• _SHORT TASK_:
Starting with the line that contains "Text: 11942M: 11942M: [320, 294, 352, 302]" and going on through the line that contains "Itemize the components", rewrite those lines with "FRONT" swapped for "BACK" and everything else left unchanged. Give only those lines.

— START PROVIDED RECORDS —

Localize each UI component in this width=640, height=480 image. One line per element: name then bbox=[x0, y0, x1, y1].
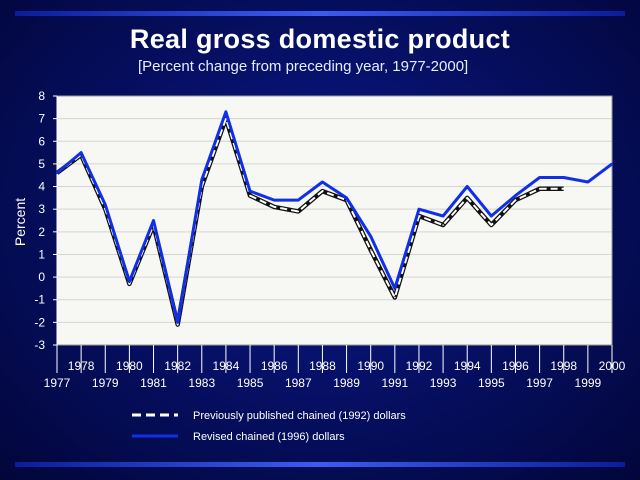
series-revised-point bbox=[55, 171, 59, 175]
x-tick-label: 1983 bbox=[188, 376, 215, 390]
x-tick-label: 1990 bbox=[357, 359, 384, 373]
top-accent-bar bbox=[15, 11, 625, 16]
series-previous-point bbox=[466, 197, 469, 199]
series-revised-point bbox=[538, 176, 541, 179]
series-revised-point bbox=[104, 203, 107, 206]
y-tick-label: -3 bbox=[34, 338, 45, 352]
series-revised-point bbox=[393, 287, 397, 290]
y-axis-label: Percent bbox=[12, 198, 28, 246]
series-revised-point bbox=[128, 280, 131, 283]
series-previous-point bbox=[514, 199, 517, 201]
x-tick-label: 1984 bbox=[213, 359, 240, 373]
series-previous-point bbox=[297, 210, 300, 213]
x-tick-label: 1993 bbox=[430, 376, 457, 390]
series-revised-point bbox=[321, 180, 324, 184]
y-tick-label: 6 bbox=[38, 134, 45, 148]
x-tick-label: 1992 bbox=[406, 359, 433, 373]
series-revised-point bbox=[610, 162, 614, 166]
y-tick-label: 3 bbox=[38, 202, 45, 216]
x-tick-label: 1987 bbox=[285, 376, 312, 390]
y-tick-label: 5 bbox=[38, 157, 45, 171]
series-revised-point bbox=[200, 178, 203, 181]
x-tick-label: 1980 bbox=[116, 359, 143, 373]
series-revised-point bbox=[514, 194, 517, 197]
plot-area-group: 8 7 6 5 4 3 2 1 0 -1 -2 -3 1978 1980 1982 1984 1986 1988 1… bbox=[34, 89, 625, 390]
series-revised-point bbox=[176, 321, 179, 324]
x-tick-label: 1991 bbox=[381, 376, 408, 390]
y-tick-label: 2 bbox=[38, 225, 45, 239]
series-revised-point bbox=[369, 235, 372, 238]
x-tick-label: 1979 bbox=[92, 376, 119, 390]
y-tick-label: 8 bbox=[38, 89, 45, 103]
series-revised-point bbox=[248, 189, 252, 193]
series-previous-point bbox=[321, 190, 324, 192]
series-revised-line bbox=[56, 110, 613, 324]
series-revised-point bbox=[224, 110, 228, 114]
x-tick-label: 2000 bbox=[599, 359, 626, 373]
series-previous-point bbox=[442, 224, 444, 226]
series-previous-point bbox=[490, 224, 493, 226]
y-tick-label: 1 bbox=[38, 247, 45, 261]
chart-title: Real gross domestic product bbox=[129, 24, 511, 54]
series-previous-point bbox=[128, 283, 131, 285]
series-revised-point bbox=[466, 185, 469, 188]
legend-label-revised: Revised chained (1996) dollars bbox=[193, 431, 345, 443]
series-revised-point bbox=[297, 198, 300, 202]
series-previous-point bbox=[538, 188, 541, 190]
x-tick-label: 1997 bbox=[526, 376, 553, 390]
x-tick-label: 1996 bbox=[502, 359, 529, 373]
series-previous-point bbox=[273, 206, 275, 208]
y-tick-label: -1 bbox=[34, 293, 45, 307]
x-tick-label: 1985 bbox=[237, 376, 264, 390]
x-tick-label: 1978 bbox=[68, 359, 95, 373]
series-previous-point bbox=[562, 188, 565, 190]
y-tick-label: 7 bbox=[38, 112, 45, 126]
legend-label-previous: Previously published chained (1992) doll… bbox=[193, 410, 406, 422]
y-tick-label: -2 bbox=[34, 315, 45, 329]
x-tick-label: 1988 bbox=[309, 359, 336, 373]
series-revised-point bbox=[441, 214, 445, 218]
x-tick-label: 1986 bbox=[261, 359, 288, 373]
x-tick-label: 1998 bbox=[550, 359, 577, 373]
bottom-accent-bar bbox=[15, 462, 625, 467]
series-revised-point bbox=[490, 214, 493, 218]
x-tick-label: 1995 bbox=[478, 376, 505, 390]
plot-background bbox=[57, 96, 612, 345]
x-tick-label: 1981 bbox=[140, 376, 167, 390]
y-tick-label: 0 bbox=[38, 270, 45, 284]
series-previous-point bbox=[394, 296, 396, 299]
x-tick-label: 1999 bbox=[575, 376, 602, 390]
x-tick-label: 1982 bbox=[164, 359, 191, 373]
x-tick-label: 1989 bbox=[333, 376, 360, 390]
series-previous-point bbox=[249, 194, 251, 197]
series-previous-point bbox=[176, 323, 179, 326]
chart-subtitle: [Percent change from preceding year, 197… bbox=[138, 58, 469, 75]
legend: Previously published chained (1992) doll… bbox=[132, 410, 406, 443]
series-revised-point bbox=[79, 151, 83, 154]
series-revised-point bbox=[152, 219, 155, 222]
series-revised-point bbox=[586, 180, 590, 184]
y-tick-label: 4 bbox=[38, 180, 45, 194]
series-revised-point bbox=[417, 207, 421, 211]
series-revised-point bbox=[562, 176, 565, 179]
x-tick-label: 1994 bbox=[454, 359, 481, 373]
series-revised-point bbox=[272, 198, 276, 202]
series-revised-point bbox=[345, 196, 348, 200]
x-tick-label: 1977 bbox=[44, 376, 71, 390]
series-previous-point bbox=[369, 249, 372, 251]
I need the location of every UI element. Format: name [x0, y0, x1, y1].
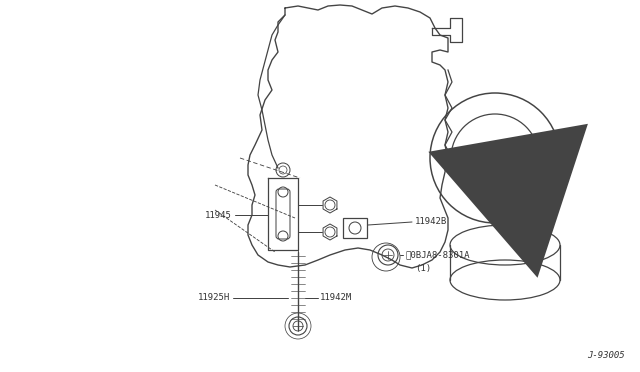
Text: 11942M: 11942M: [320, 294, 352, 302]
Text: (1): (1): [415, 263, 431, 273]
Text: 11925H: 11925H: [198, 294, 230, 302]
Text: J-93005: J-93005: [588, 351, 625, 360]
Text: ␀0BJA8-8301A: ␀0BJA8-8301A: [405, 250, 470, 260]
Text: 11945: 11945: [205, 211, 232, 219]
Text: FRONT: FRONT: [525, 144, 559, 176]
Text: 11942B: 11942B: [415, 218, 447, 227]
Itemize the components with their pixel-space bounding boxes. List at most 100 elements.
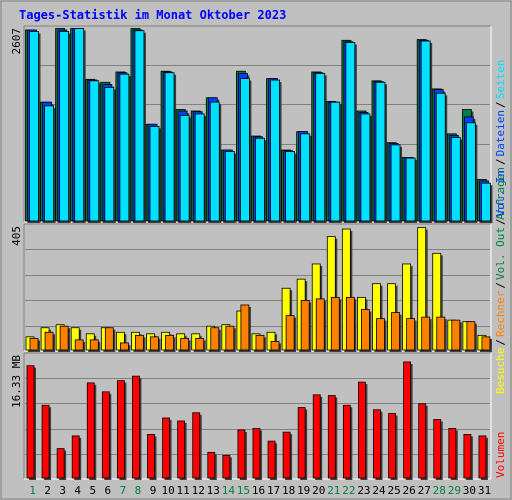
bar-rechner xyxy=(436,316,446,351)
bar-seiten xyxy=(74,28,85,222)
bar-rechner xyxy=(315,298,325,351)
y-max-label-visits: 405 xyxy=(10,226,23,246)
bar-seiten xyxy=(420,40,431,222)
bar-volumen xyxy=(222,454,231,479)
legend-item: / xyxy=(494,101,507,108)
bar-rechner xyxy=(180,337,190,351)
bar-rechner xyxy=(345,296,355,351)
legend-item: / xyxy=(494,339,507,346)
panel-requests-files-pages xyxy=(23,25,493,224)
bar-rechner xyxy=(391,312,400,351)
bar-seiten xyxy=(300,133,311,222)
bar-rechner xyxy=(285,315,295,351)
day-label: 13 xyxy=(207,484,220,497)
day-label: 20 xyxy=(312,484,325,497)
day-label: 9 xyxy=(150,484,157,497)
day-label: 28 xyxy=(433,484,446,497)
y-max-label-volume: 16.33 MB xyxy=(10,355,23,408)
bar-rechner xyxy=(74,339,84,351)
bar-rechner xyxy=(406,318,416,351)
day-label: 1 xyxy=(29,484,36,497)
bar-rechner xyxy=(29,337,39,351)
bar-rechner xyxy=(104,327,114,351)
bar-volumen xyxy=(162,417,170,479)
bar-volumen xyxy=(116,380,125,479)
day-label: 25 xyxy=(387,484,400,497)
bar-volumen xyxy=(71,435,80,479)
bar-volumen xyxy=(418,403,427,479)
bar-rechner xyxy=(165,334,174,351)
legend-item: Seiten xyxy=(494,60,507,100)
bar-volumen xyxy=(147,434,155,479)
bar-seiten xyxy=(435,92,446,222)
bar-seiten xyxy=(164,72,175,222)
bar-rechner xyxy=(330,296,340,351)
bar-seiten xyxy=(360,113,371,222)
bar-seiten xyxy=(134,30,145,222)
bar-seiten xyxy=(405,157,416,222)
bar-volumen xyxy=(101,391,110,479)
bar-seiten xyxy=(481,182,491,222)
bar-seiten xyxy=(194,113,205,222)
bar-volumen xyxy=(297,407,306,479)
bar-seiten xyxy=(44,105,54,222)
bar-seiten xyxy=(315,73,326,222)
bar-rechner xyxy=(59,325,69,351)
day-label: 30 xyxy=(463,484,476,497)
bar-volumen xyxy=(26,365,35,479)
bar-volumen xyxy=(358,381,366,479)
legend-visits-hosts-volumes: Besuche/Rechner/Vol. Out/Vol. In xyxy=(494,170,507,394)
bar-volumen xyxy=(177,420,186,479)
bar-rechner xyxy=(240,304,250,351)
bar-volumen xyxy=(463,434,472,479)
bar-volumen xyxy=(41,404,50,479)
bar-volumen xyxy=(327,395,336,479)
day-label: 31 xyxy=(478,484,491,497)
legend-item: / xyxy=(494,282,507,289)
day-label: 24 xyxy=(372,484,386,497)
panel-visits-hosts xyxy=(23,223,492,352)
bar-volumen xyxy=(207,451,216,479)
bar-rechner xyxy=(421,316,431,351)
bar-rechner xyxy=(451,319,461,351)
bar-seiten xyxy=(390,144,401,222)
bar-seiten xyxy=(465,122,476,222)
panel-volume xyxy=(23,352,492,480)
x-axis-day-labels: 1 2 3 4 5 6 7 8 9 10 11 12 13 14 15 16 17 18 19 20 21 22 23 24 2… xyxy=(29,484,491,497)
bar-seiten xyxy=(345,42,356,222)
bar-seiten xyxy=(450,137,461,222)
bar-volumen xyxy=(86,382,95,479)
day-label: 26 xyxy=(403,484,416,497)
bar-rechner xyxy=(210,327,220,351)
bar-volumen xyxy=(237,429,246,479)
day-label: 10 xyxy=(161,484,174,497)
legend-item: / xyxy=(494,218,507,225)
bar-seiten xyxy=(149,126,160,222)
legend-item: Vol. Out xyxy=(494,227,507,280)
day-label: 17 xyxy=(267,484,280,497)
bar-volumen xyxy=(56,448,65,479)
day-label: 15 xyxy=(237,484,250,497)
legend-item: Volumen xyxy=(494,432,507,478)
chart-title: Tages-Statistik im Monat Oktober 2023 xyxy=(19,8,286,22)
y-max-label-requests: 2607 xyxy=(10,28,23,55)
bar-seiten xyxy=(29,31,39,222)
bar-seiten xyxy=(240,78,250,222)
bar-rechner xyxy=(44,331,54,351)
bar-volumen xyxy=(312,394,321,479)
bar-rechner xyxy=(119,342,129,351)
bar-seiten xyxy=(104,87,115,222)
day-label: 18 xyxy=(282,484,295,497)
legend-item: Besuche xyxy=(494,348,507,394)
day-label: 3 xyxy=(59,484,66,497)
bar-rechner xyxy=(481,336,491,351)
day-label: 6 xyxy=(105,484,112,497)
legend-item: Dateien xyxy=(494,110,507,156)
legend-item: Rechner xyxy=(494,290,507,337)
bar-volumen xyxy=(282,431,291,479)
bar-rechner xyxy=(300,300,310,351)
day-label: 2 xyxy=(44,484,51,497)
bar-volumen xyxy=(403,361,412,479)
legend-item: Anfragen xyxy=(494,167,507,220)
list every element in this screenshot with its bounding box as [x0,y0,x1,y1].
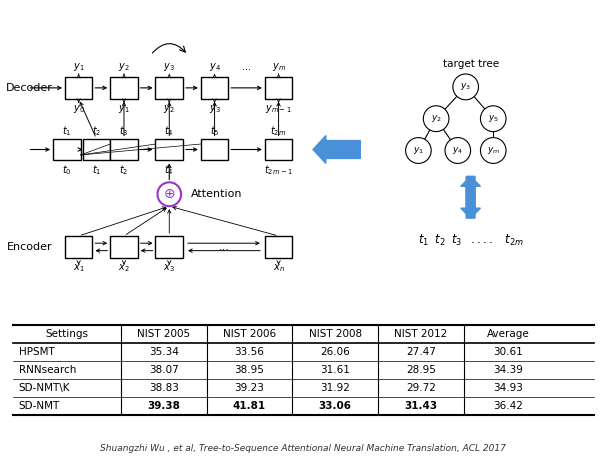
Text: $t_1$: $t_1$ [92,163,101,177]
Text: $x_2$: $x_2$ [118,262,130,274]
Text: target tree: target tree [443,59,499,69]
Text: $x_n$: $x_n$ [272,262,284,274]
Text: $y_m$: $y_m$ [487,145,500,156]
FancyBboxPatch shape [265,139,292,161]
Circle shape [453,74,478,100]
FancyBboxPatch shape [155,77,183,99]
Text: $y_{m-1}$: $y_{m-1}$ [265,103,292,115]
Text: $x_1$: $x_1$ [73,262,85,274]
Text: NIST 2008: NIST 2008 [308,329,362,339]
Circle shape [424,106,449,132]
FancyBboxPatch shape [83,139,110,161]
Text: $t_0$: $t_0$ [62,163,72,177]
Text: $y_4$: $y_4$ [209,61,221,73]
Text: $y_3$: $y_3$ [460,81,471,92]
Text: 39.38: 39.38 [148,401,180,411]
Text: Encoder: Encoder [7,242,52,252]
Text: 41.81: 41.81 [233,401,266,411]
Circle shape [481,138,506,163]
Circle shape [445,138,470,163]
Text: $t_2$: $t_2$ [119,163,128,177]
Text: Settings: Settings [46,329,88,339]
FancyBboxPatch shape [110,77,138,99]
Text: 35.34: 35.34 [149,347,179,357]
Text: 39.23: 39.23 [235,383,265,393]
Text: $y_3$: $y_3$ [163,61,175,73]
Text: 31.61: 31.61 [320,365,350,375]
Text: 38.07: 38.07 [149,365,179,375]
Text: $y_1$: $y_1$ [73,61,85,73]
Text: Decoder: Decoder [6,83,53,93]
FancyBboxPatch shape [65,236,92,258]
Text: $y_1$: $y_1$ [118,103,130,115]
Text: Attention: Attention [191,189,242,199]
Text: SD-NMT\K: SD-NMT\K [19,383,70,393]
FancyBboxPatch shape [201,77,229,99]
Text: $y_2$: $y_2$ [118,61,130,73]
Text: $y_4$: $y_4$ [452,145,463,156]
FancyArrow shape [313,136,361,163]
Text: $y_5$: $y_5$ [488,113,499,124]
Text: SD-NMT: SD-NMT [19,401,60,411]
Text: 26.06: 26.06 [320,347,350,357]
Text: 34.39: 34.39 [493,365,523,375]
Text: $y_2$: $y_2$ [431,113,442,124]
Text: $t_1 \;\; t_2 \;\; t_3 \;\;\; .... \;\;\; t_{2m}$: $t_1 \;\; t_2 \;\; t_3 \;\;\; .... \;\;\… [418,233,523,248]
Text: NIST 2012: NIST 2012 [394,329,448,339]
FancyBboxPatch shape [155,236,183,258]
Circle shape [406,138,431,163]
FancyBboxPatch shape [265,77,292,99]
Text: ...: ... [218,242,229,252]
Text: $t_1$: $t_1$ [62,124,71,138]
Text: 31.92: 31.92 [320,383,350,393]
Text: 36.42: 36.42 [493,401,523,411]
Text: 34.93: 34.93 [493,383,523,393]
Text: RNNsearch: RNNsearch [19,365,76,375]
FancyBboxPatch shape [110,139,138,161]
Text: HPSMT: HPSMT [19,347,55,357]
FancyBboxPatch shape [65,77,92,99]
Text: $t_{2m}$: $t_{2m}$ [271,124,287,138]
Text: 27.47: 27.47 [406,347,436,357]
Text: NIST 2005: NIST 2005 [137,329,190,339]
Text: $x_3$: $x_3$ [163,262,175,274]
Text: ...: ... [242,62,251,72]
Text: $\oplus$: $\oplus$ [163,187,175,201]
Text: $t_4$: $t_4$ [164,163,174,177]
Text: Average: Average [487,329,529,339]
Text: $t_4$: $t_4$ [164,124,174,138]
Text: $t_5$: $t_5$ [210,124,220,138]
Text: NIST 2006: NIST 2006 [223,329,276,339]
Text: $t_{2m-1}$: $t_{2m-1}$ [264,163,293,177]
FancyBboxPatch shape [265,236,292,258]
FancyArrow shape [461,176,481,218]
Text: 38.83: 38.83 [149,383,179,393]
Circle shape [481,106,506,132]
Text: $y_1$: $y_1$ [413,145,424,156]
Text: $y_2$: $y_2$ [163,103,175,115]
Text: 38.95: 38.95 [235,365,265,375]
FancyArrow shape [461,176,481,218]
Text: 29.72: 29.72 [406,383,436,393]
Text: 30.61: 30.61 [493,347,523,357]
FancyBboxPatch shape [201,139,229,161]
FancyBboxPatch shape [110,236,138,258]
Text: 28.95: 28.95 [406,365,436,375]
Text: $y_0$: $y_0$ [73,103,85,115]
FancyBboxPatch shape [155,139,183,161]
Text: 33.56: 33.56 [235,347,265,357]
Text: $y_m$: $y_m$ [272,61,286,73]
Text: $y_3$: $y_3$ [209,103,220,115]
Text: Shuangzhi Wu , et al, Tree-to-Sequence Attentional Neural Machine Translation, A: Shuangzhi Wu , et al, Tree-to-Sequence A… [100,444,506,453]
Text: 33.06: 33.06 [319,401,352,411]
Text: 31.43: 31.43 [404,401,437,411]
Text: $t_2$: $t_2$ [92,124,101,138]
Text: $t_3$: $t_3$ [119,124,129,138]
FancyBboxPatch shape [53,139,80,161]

— END PROVIDED RECORDS —

• _REPLY_:
Text: 11942M: 11942M: [320, 294, 352, 302]
Text: (1): (1): [415, 263, 431, 273]
Text: 11925H: 11925H: [198, 294, 230, 302]
Text: J-93005: J-93005: [588, 351, 625, 360]
Text: ␀0BJA8-8301A: ␀0BJA8-8301A: [405, 250, 470, 260]
Text: 11945: 11945: [205, 211, 232, 219]
Text: BACK: BACK: [525, 144, 559, 176]
Text: 11942B: 11942B: [415, 218, 447, 227]
Itemize the components with their pixel-space bounding boxes. List at most 100 elements.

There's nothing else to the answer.